• **Records to use**:
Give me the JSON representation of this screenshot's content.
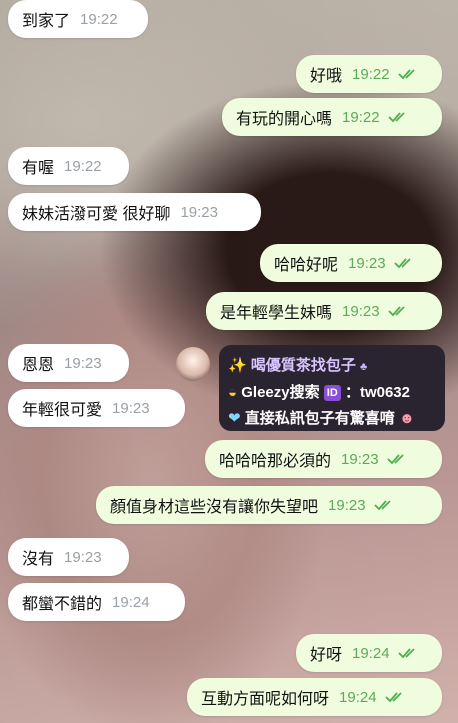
{
  "messages": [
    {
      "text": "到家了",
      "time": "19:22",
      "side": "in"
    },
    {
      "text": "好哦",
      "time": "19:22",
      "side": "out"
    },
    {
      "text": "有玩的開心嗎",
      "time": "19:22",
      "side": "out"
    },
    {
      "text": "有喔",
      "time": "19:22",
      "side": "in"
    },
    {
      "text": "妹妹活潑可愛 很好聊",
      "time": "19:23",
      "side": "in"
    },
    {
      "text": "哈哈好呢",
      "time": "19:23",
      "side": "out"
    },
    {
      "text": "是年輕學生妹嗎",
      "time": "19:23",
      "side": "out"
    },
    {
      "text": "恩恩",
      "time": "19:23",
      "side": "in"
    },
    {
      "text": "年輕很可愛",
      "time": "19:23",
      "side": "in"
    },
    {
      "text": "哈哈哈那必須的",
      "time": "19:23",
      "side": "out"
    },
    {
      "text": "顏值身材這些沒有讓你失望吧",
      "time": "19:23",
      "side": "out"
    },
    {
      "text": "沒有",
      "time": "19:23",
      "side": "in"
    },
    {
      "text": "都蠻不錯的",
      "time": "19:24",
      "side": "in"
    },
    {
      "text": "好呀",
      "time": "19:24",
      "side": "out"
    },
    {
      "text": "互動方面呢如何呀",
      "time": "19:24",
      "side": "out"
    }
  ],
  "ad": {
    "title": "喝優質茶找包子",
    "line2": "Gleezy搜索",
    "id_badge": "ID",
    "line2_value": "：tw0632",
    "line3": "直接私訊包子有驚喜唷"
  },
  "colors": {
    "incoming_bubble": "#ffffff",
    "outgoing_bubble": "#effdde",
    "check_color": "#4fae4e"
  }
}
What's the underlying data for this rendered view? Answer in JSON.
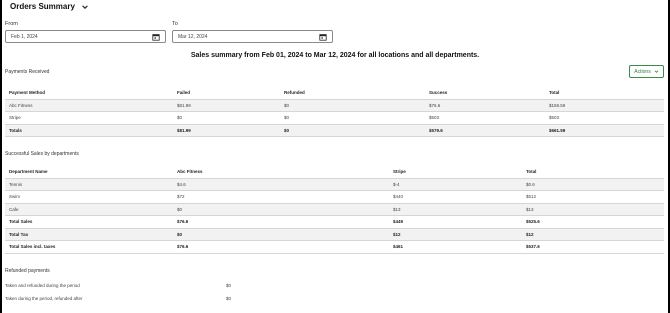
{
  "header": {
    "title": "Orders Summary"
  },
  "filters": {
    "from_label": "From",
    "from_value": "Feb 1, 2024",
    "to_label": "To",
    "to_value": "Mar 12, 2024"
  },
  "summary_heading": "Sales summary from Feb 01, 2024 to Mar 12, 2024 for all locations and all departments.",
  "payments": {
    "title": "Payments Received",
    "actions_label": "Actions",
    "columns": [
      "Payment Method",
      "Failed",
      "Refunded",
      "Success",
      "Total"
    ],
    "rows": [
      [
        "Abc Fitness",
        "$81.99",
        "$0",
        "$76.6",
        "$158.59"
      ],
      [
        "Stripe",
        "$0",
        "$0",
        "$503",
        "$503"
      ],
      [
        "Totals",
        "$81.99",
        "$0",
        "$579.6",
        "$661.59"
      ]
    ]
  },
  "departments": {
    "title": "Successful Sales by departments",
    "columns": [
      "Department Name",
      "Abc Fitness",
      "Stripe",
      "Total"
    ],
    "rows": [
      [
        "Tennis",
        "$4.6",
        "$-4",
        "$0.6"
      ],
      [
        "Swim",
        "$72",
        "$440",
        "$512"
      ],
      [
        "Cafe",
        "$0",
        "$13",
        "$13"
      ],
      [
        "Total Sales",
        "$76.6",
        "$449",
        "$525.6"
      ],
      [
        "Total Tax",
        "$0",
        "$12",
        "$12"
      ],
      [
        "Total Sales incl. taxes",
        "$76.6",
        "$461",
        "$537.6"
      ]
    ]
  },
  "refunds": {
    "title": "Refunded payments",
    "rows": [
      {
        "label": "Taken and refunded during the period",
        "value": "$0"
      },
      {
        "label": "Taken during the period, refunded after",
        "value": "$0"
      }
    ]
  }
}
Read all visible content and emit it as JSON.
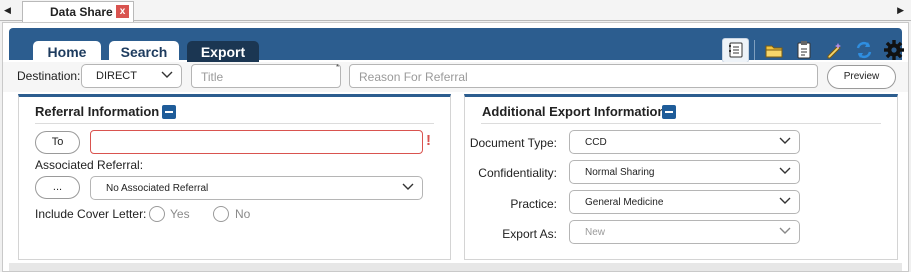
{
  "window_tab": {
    "title": "Data Share",
    "close_glyph": "x"
  },
  "nav": {
    "tabs": [
      {
        "label": "Home"
      },
      {
        "label": "Search"
      },
      {
        "label": "Export"
      }
    ],
    "active": "Export"
  },
  "toolbar": {
    "icons": [
      "notebook-icon",
      "folder-icon",
      "clipboard-icon",
      "pencil-sparkle-icon",
      "refresh-icon",
      "gear-icon"
    ]
  },
  "destination": {
    "label": "Destination:",
    "selected": "DIRECT",
    "title_placeholder": "Title",
    "title_marker": "*",
    "reason_placeholder": "Reason For Referral",
    "preview_label": "Preview"
  },
  "referral": {
    "title": "Referral Information",
    "to_button": "To",
    "to_value": "",
    "required_mark": "!",
    "associated_label": "Associated Referral:",
    "associated_button": "...",
    "associated_selected": "No Associated Referral",
    "cover_letter_label": "Include Cover Letter:",
    "yes_label": "Yes",
    "no_label": "No"
  },
  "export_info": {
    "title": "Additional Export Information",
    "document_type_label": "Document Type:",
    "document_type_value": "CCD",
    "confidentiality_label": "Confidentiality:",
    "confidentiality_value": "Normal Sharing",
    "practice_label": "Practice:",
    "practice_value": "General Medicine",
    "export_as_label": "Export As:",
    "export_as_value": "New"
  },
  "colors": {
    "header_blue": "#2c5d8f",
    "active_tab": "#1b3652",
    "error_red": "#d9534f",
    "toggle_blue": "#1f5c99"
  }
}
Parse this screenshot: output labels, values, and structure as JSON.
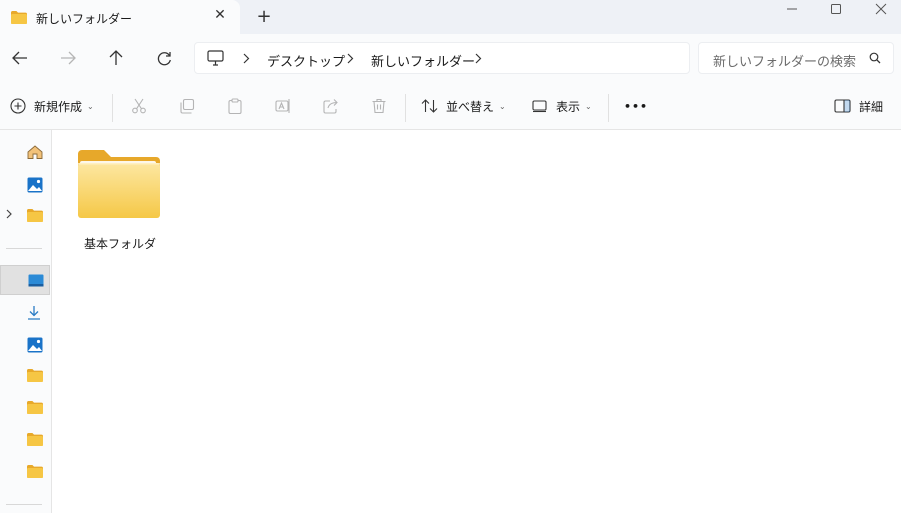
{
  "tab": {
    "title": "新しいフォルダー",
    "close_icon": "close-icon"
  },
  "window": {
    "new_tab": "+"
  },
  "breadcrumb": [
    "デスクトップ",
    "新しいフォルダー"
  ],
  "search": {
    "placeholder": "新しいフォルダーの検索"
  },
  "commands": {
    "new": "新規作成",
    "sort": "並べ替え",
    "view": "表示",
    "more": "•••",
    "details": "詳細"
  },
  "items": [
    {
      "name": "基本フォルダ",
      "type": "folder"
    }
  ],
  "colors": {
    "folder": "#f6c644",
    "folder_back": "#e8a92a",
    "accent": "#1a73c8"
  }
}
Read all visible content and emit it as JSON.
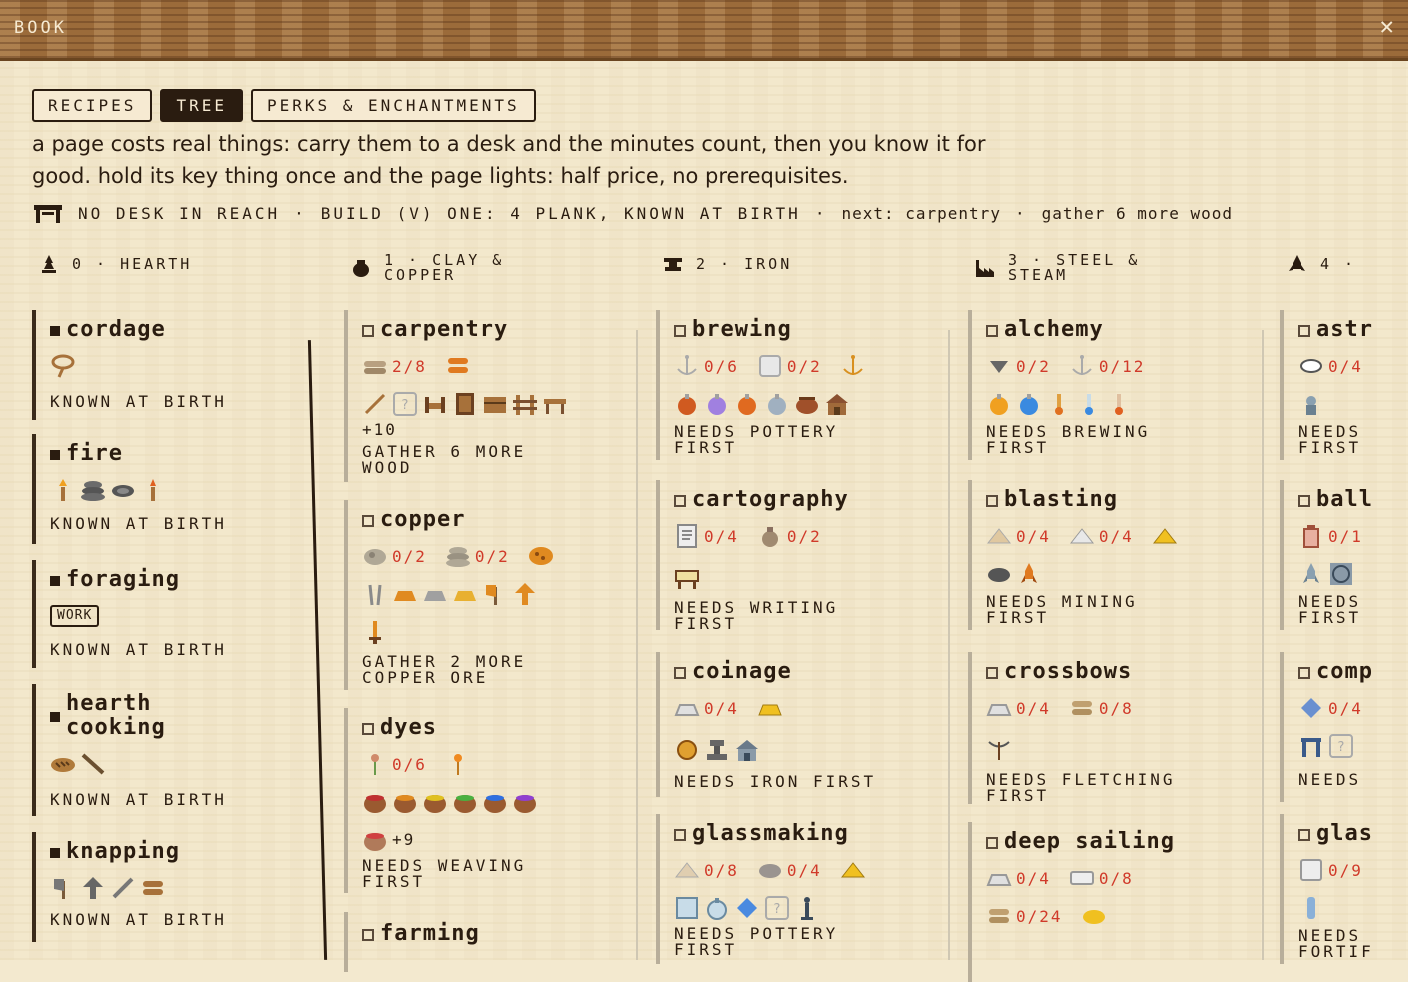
{
  "window": {
    "title": "BOOK",
    "close": "✕"
  },
  "tabs": [
    {
      "label": "RECIPES",
      "active": false
    },
    {
      "label": "TREE",
      "active": true
    },
    {
      "label": "PERKS & ENCHANTMENTS",
      "active": false
    }
  ],
  "description": "a page costs real things: carry them to a desk and the minutes count, then you know it for good. hold its key thing once and the page lights: half price, no prerequisites.",
  "status": {
    "icon": "desk-icon",
    "desk": "NO DESK IN REACH",
    "sep1": "·",
    "build": "BUILD (V) ONE: 4 PLANK, KNOWN AT BIRTH",
    "sep2": "·",
    "next": "next: carpentry",
    "sep3": "·",
    "gather": "gather 6 more wood"
  },
  "columns": [
    {
      "icon": "flame-icon",
      "line1": "0 · HEARTH",
      "line2": ""
    },
    {
      "icon": "pot-icon",
      "line1": "1 · CLAY &",
      "line2": "COPPER"
    },
    {
      "icon": "anvil-icon",
      "line1": "2 · IRON",
      "line2": ""
    },
    {
      "icon": "factory-icon",
      "line1": "3 · STEEL &",
      "line2": "STEAM"
    },
    {
      "icon": "rocket-icon",
      "line1": "4 ·",
      "line2": ""
    }
  ],
  "cards": {
    "cordage": {
      "name": "cordage",
      "note": "KNOWN AT BIRTH"
    },
    "fire": {
      "name": "fire",
      "note": "KNOWN AT BIRTH"
    },
    "foraging": {
      "name": "foraging",
      "badge": "WORK",
      "note": "KNOWN AT BIRTH"
    },
    "hearth": {
      "name1": "hearth",
      "name2": "cooking",
      "note": "KNOWN AT BIRTH"
    },
    "knapping": {
      "name": "knapping",
      "note": "KNOWN AT BIRTH"
    },
    "carpentry": {
      "name": "carpentry",
      "req1": "2/8",
      "extra": "+10",
      "note1": "GATHER 6 MORE",
      "note2": "WOOD"
    },
    "copper": {
      "name": "copper",
      "req1": "0/2",
      "req2": "0/2",
      "note1": "GATHER 2 MORE",
      "note2": "COPPER ORE"
    },
    "dyes": {
      "name": "dyes",
      "req1": "0/6",
      "extra": "+9",
      "note1": "NEEDS WEAVING",
      "note2": "FIRST"
    },
    "farming": {
      "name": "farming"
    },
    "brewing": {
      "name": "brewing",
      "req1": "0/6",
      "req2": "0/2",
      "note1": "NEEDS POTTERY",
      "note2": "FIRST"
    },
    "cartography": {
      "name": "cartography",
      "req1": "0/4",
      "req2": "0/2",
      "note1": "NEEDS WRITING",
      "note2": "FIRST"
    },
    "coinage": {
      "name": "coinage",
      "req1": "0/4",
      "note1": "NEEDS IRON FIRST"
    },
    "glassmaking": {
      "name": "glassmaking",
      "req1": "0/8",
      "req2": "0/4",
      "note1": "NEEDS POTTERY",
      "note2": "FIRST"
    },
    "alchemy": {
      "name": "alchemy",
      "req1": "0/2",
      "req2": "0/12",
      "note1": "NEEDS BREWING",
      "note2": "FIRST"
    },
    "blasting": {
      "name": "blasting",
      "req1": "0/4",
      "req2": "0/4",
      "note1": "NEEDS MINING",
      "note2": "FIRST"
    },
    "crossbows": {
      "name": "crossbows",
      "req1": "0/4",
      "req2": "0/8",
      "note1": "NEEDS FLETCHING",
      "note2": "FIRST"
    },
    "deepsailing": {
      "name": "deep sailing",
      "req1": "0/4",
      "req2": "0/8",
      "req3": "0/24"
    },
    "astr": {
      "name": "astr",
      "req1": "0/4",
      "note1": "NEEDS",
      "note2": "FIRST"
    },
    "ball": {
      "name": "ball",
      "req1": "0/1",
      "note1": "NEEDS",
      "note2": "FIRST"
    },
    "comp": {
      "name": "comp",
      "req1": "0/4",
      "note1": "NEEDS"
    },
    "glas": {
      "name": "glas",
      "req1": "0/9",
      "note1": "NEEDS",
      "note2": "FORTIF"
    }
  },
  "colors": {
    "bar": "#9b6b3a",
    "paper": "#f3e8cc",
    "ink": "#2a1c10",
    "red": "#d03a2a",
    "orange": "#e08a2a"
  }
}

• **Task goal**:
Copy each line of the data that contains the word "desk".

• **Answer to the task**:
  "description": "a page costs real things: carry them to a desk and the minutes count, then you know it for good. hold its key thing once and the page lights: half price, no prerequisites.",
    "icon": "desk-icon",
    "desk": "NO DESK IN REACH",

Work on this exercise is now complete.